§ **WHAT TO DO**
From the line containing "Read all visible content and emit it as JSON." down to the final line of the entries below, quote every line verbatim. Exclude pictures.

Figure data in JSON
┄┄┄┄┄┄┄┄┄┄┄┄┄┄┄┄┄┄┄┄

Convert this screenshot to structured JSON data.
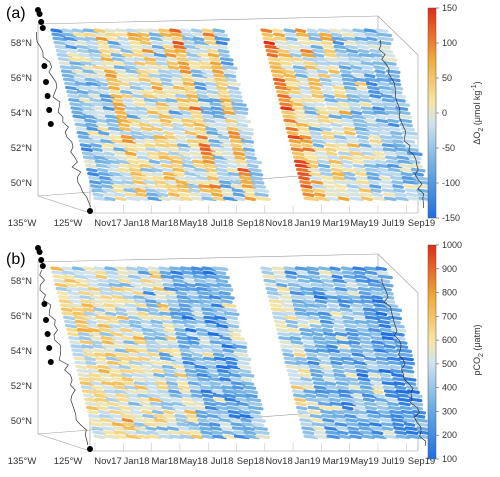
{
  "colors": {
    "low": "#1f6fe0",
    "mid_low": "#9cc8e6",
    "mid": "#f2f2f2",
    "mid_high": "#f5c04a",
    "high": "#e0321a",
    "coast": "#333333",
    "frame": "#9a9a9a"
  },
  "chart_data": [
    {
      "type": "heatmap",
      "panel": "(a)",
      "colorbar_label": "ΔO2 (μmol kg-1)",
      "colorbar_label_main": "ΔO",
      "colorbar_sub": "2",
      "colorbar_unit": " (μmol kg",
      "colorbar_sup": "-1",
      "colorbar_close": ")",
      "colorbar_ticks": [
        "150",
        "100",
        "50",
        "0",
        "-50",
        "-100",
        "-150"
      ],
      "clim": [
        -150,
        150
      ],
      "lat_ticks": [
        "58°N",
        "56°N",
        "54°N",
        "52°N",
        "50°N"
      ],
      "lon_ticks": [
        "135°W",
        "125°W"
      ],
      "time_ticks": [
        "Nov17",
        "Jan18",
        "Mar18",
        "May18",
        "Jul18",
        "Sep18",
        "Nov18",
        "Jan19",
        "Mar19",
        "May19",
        "Jul19",
        "Sep19"
      ],
      "crossings": [
        {
          "t": "Oct17",
          "v": -60
        },
        {
          "t": "Nov17a",
          "v": -45
        },
        {
          "t": "Nov17b",
          "v": -40
        },
        {
          "t": "Dec17a",
          "v": -30
        },
        {
          "t": "Dec17b",
          "v": 40
        },
        {
          "t": "Jan18a",
          "v": -20
        },
        {
          "t": "Jan18b",
          "v": -10
        },
        {
          "t": "Feb18a",
          "v": 10
        },
        {
          "t": "Feb18b",
          "v": 30
        },
        {
          "t": "Mar18a",
          "v": -40
        },
        {
          "t": "Mar18b",
          "v": 20
        },
        {
          "t": "Apr18a",
          "v": 60
        },
        {
          "t": "Apr18b",
          "v": -50
        },
        {
          "t": "May18a",
          "v": -40
        },
        {
          "t": "May18b",
          "v": 50
        },
        {
          "t": "Jun18",
          "v": -50
        },
        {
          "t": "Jan19a",
          "v": 90
        },
        {
          "t": "Jan19b",
          "v": 40
        },
        {
          "t": "Feb19",
          "v": -30
        },
        {
          "t": "Mar19a",
          "v": 30
        },
        {
          "t": "Mar19b",
          "v": -20
        },
        {
          "t": "Apr19",
          "v": 10
        },
        {
          "t": "May19a",
          "v": -50
        },
        {
          "t": "May19b",
          "v": -20
        },
        {
          "t": "Jun19",
          "v": -60
        },
        {
          "t": "Jul19",
          "v": -50
        },
        {
          "t": "Aug19",
          "v": -55
        }
      ]
    },
    {
      "type": "heatmap",
      "panel": "(b)",
      "colorbar_label": "pCO2 (μatm)",
      "colorbar_label_main": "pCO",
      "colorbar_sub": "2",
      "colorbar_unit": " (μatm)",
      "colorbar_ticks": [
        "1000",
        "900",
        "800",
        "700",
        "600",
        "500",
        "400",
        "300",
        "200",
        "100"
      ],
      "clim": [
        100,
        1000
      ],
      "lat_ticks": [
        "58°N",
        "56°N",
        "54°N",
        "52°N",
        "50°N"
      ],
      "lon_ticks": [
        "135°W",
        "125°W"
      ],
      "time_ticks": [
        "Nov17",
        "Jan18",
        "Mar18",
        "May18",
        "Jul18",
        "Sep18",
        "Nov18",
        "Jan19",
        "Mar19",
        "May19",
        "Jul19",
        "Sep19"
      ],
      "crossings": [
        {
          "t": "Oct17",
          "v": 560
        },
        {
          "t": "Nov17a",
          "v": 580
        },
        {
          "t": "Nov17b",
          "v": 590
        },
        {
          "t": "Dec17a",
          "v": 600
        },
        {
          "t": "Dec17b",
          "v": 560
        },
        {
          "t": "Jan18a",
          "v": 560
        },
        {
          "t": "Jan18b",
          "v": 520
        },
        {
          "t": "Feb18a",
          "v": 480
        },
        {
          "t": "Feb18b",
          "v": 420
        },
        {
          "t": "Mar18a",
          "v": 560
        },
        {
          "t": "Mar18b",
          "v": 380
        },
        {
          "t": "Apr18a",
          "v": 300
        },
        {
          "t": "Apr18b",
          "v": 420
        },
        {
          "t": "May18a",
          "v": 300
        },
        {
          "t": "May18b",
          "v": 260
        },
        {
          "t": "Jun18",
          "v": 420
        },
        {
          "t": "Jan19a",
          "v": 520
        },
        {
          "t": "Jan19b",
          "v": 470
        },
        {
          "t": "Feb19",
          "v": 380
        },
        {
          "t": "Mar19a",
          "v": 380
        },
        {
          "t": "Mar19b",
          "v": 300
        },
        {
          "t": "Apr19",
          "v": 430
        },
        {
          "t": "May19a",
          "v": 280
        },
        {
          "t": "May19b",
          "v": 420
        },
        {
          "t": "Jun19",
          "v": 270
        },
        {
          "t": "Jul19",
          "v": 260
        },
        {
          "t": "Aug19",
          "v": 300
        }
      ]
    }
  ]
}
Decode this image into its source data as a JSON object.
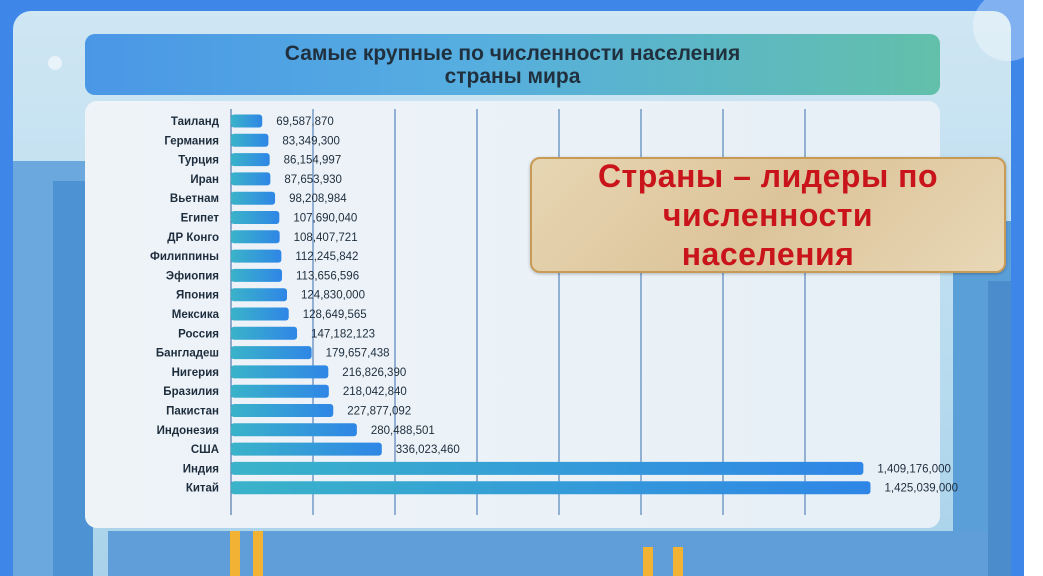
{
  "title": {
    "line1": "Самые крупные по численности населения",
    "line2": "страны мира"
  },
  "callout": {
    "line1": "Страны – лидеры по",
    "line2": "численности",
    "line3": "населения"
  },
  "colors": {
    "frame": "#3e87e9",
    "bar_left": "#3ab3c9",
    "bar_right": "#2f86e6",
    "callout_text": "#c8141a"
  },
  "chart_data": {
    "type": "bar",
    "orientation": "horizontal",
    "categories": [
      "Таиланд",
      "Германия",
      "Турция",
      "Иран",
      "Вьетнам",
      "Египет",
      "ДР Конго",
      "Филиппины",
      "Эфиопия",
      "Япония",
      "Мексика",
      "Россия",
      "Бангладеш",
      "Нигерия",
      "Бразилия",
      "Пакистан",
      "Индонезия",
      "США",
      "Индия",
      "Китай"
    ],
    "values": [
      69587870,
      83349300,
      86154997,
      87653930,
      98208984,
      107690040,
      108407721,
      112245842,
      113656596,
      124830000,
      128649565,
      147182123,
      179657438,
      216826390,
      218042840,
      227877092,
      280488501,
      336023460,
      1409176000,
      1425039000
    ],
    "value_labels": [
      "69,587,870",
      "83,349,300",
      "86,154,997",
      "87,653,930",
      "98,208,984",
      "107,690,040",
      "108,407,721",
      "112,245,842",
      "113,656,596",
      "124,830,000",
      "128,649,565",
      "147,182,123",
      "179,657,438",
      "216,826,390",
      "218,042,840",
      "227,877,092",
      "280,488,501",
      "336,023,460",
      "1,409,176,000",
      "1,425,039,000"
    ],
    "xlim": [
      0,
      1600000000
    ],
    "grid": true,
    "legend": "none"
  }
}
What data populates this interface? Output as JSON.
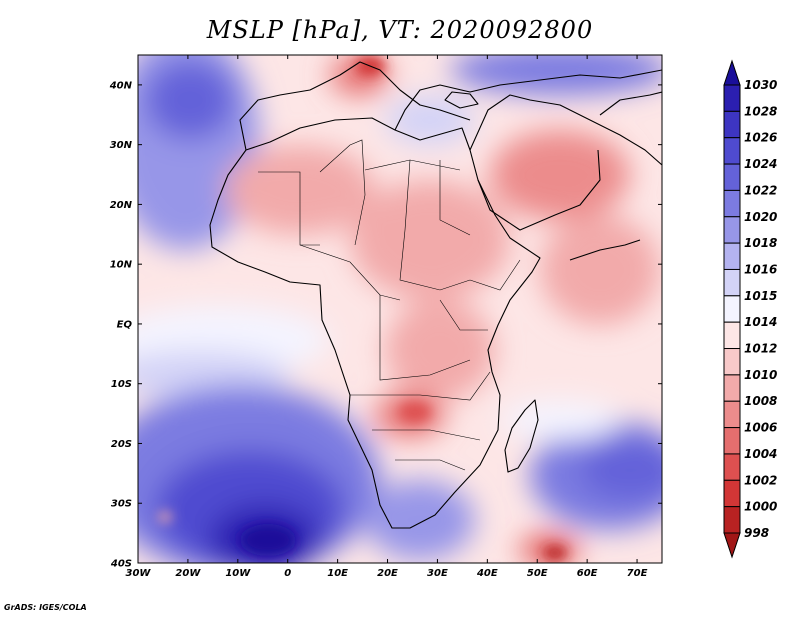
{
  "title": "MSLP [hPa], VT: 2020092800",
  "footer": "GrADS: IGES/COLA",
  "map": {
    "variable": "Mean sea level pressure",
    "units": "hPa",
    "valid_time": "2020092800",
    "lon_range": [
      -30,
      75
    ],
    "lat_range": [
      -40,
      45
    ],
    "lat_ticks": [
      {
        "value": 40,
        "label": "40N"
      },
      {
        "value": 30,
        "label": "30N"
      },
      {
        "value": 20,
        "label": "20N"
      },
      {
        "value": 10,
        "label": "10N"
      },
      {
        "value": 0,
        "label": "EQ"
      },
      {
        "value": -10,
        "label": "10S"
      },
      {
        "value": -20,
        "label": "20S"
      },
      {
        "value": -30,
        "label": "30S"
      },
      {
        "value": -40,
        "label": "40S"
      }
    ],
    "lon_ticks": [
      {
        "value": -30,
        "label": "30W"
      },
      {
        "value": -20,
        "label": "20W"
      },
      {
        "value": -10,
        "label": "10W"
      },
      {
        "value": 0,
        "label": "0"
      },
      {
        "value": 10,
        "label": "10E"
      },
      {
        "value": 20,
        "label": "20E"
      },
      {
        "value": 30,
        "label": "30E"
      },
      {
        "value": 40,
        "label": "40E"
      },
      {
        "value": 50,
        "label": "50E"
      },
      {
        "value": 60,
        "label": "60E"
      },
      {
        "value": 70,
        "label": "70E"
      }
    ]
  },
  "colorbar": {
    "max_label": "1030",
    "levels": [
      {
        "label": "1028",
        "color": "#2b1fb0"
      },
      {
        "label": "1026",
        "color": "#3d35c2"
      },
      {
        "label": "1024",
        "color": "#4f4bd0"
      },
      {
        "label": "1022",
        "color": "#6462d9"
      },
      {
        "label": "1020",
        "color": "#7c7be1"
      },
      {
        "label": "1018",
        "color": "#9796e8"
      },
      {
        "label": "1016",
        "color": "#b4b3f0"
      },
      {
        "label": "1015",
        "color": "#d3d3f7"
      },
      {
        "label": "1014",
        "color": "#f4f4ff"
      },
      {
        "label": "1012",
        "color": "#fde6e6"
      },
      {
        "label": "1010",
        "color": "#f8c9c9"
      },
      {
        "label": "1008",
        "color": "#f2aaaa"
      },
      {
        "label": "1006",
        "color": "#ec8c8c"
      },
      {
        "label": "1004",
        "color": "#e56e6e"
      },
      {
        "label": "1002",
        "color": "#de5050"
      },
      {
        "label": "1000",
        "color": "#d23636"
      },
      {
        "label": "998",
        "color": "#b82222"
      }
    ],
    "top_arrow_color": "#1a0f9a",
    "bottom_arrow_color": "#a11616"
  }
}
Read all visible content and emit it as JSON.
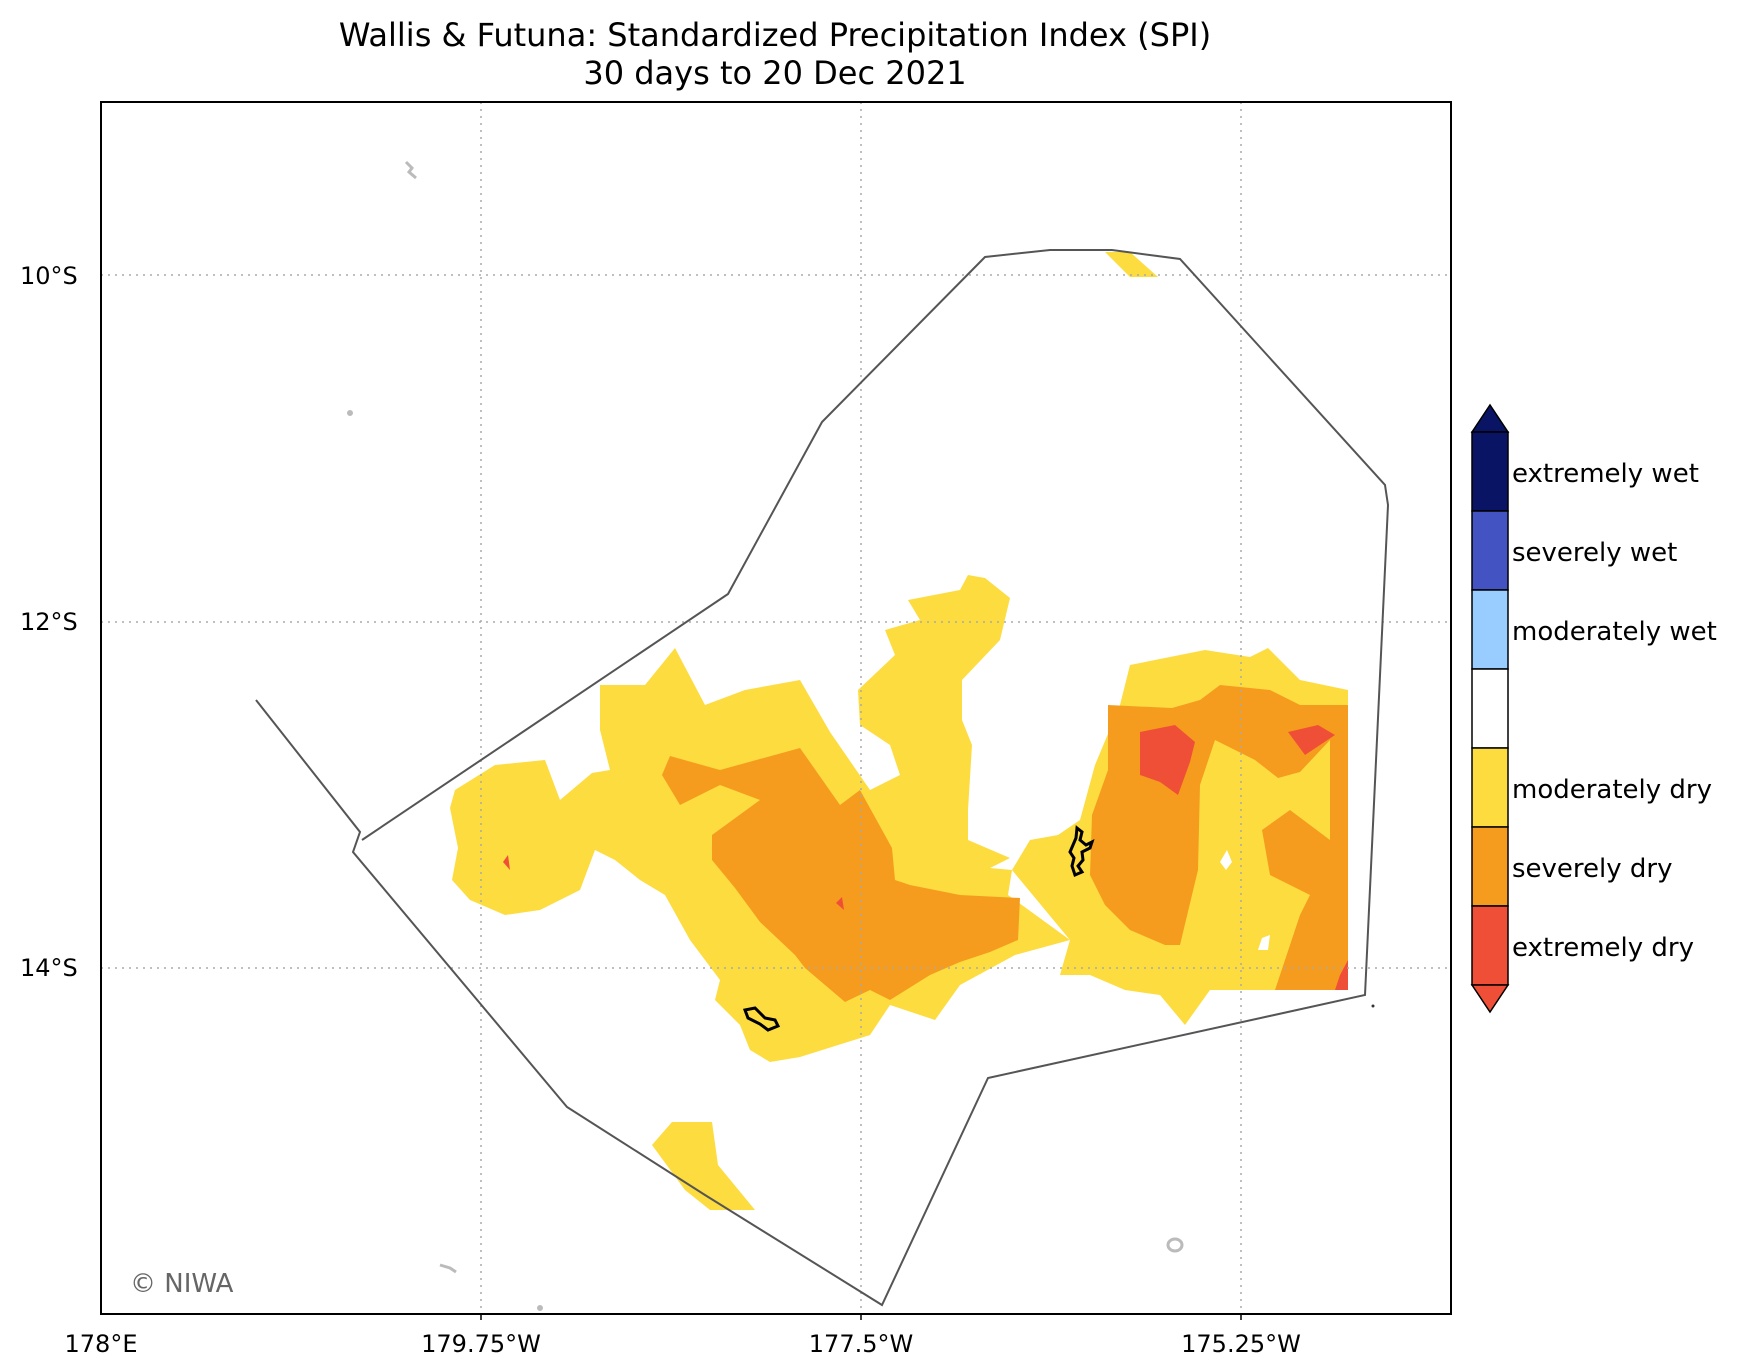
{
  "title": "Wallis & Futuna: Standardized Precipitation Index (SPI)",
  "subtitle": "30 days to 20 Dec 2021",
  "copyright": "© NIWA",
  "lat_ticks": [
    "10°S",
    "12°S",
    "14°S"
  ],
  "lon_ticks": [
    "178°E",
    "179.75°W",
    "177.5°W",
    "175.25°W"
  ],
  "legend": {
    "entries": [
      {
        "label": "extremely wet",
        "color": "#0a1464"
      },
      {
        "label": "severely wet",
        "color": "#4353c2"
      },
      {
        "label": "moderately wet",
        "color": "#99ccff"
      },
      {
        "label": "",
        "color": "#ffffff"
      },
      {
        "label": "moderately dry",
        "color": "#fddc3f"
      },
      {
        "label": "severely dry",
        "color": "#f59c1f"
      },
      {
        "label": "extremely dry",
        "color": "#f04f37"
      }
    ]
  },
  "colors": {
    "moderately_dry": "#fddc3f",
    "severely_dry": "#f59c1f",
    "extremely_dry": "#f04f37",
    "eez_boundary": "#555555",
    "grid": "#aaaaaa"
  }
}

┄┄┄┄┄┄┄┄┄┄┄┄┄┄┄┄┄┄┄┄

§ **ANSWER BELOW**
Read all visible content and emit it as JSON.
{
  "title": "Wallis & Futuna: Standardized Precipitation Index (SPI)",
  "subtitle": "30 days to 20 Dec 2021",
  "copyright": "© NIWA",
  "lat_ticks": [
    "10°S",
    "12°S",
    "14°S"
  ],
  "lon_ticks": [
    "178°E",
    "179.75°W",
    "177.5°W",
    "175.25°W"
  ],
  "legend": {
    "entries": [
      {
        "label": "extremely wet",
        "color": "#0a1464"
      },
      {
        "label": "severely wet",
        "color": "#4353c2"
      },
      {
        "label": "moderately wet",
        "color": "#99ccff"
      },
      {
        "label": "",
        "color": "#ffffff"
      },
      {
        "label": "moderately dry",
        "color": "#fddc3f"
      },
      {
        "label": "severely dry",
        "color": "#f59c1f"
      },
      {
        "label": "extremely dry",
        "color": "#f04f37"
      }
    ]
  },
  "colors": {
    "moderately_dry": "#fddc3f",
    "severely_dry": "#f59c1f",
    "extremely_dry": "#f04f37",
    "eez_boundary": "#555555",
    "grid": "#aaaaaa"
  }
}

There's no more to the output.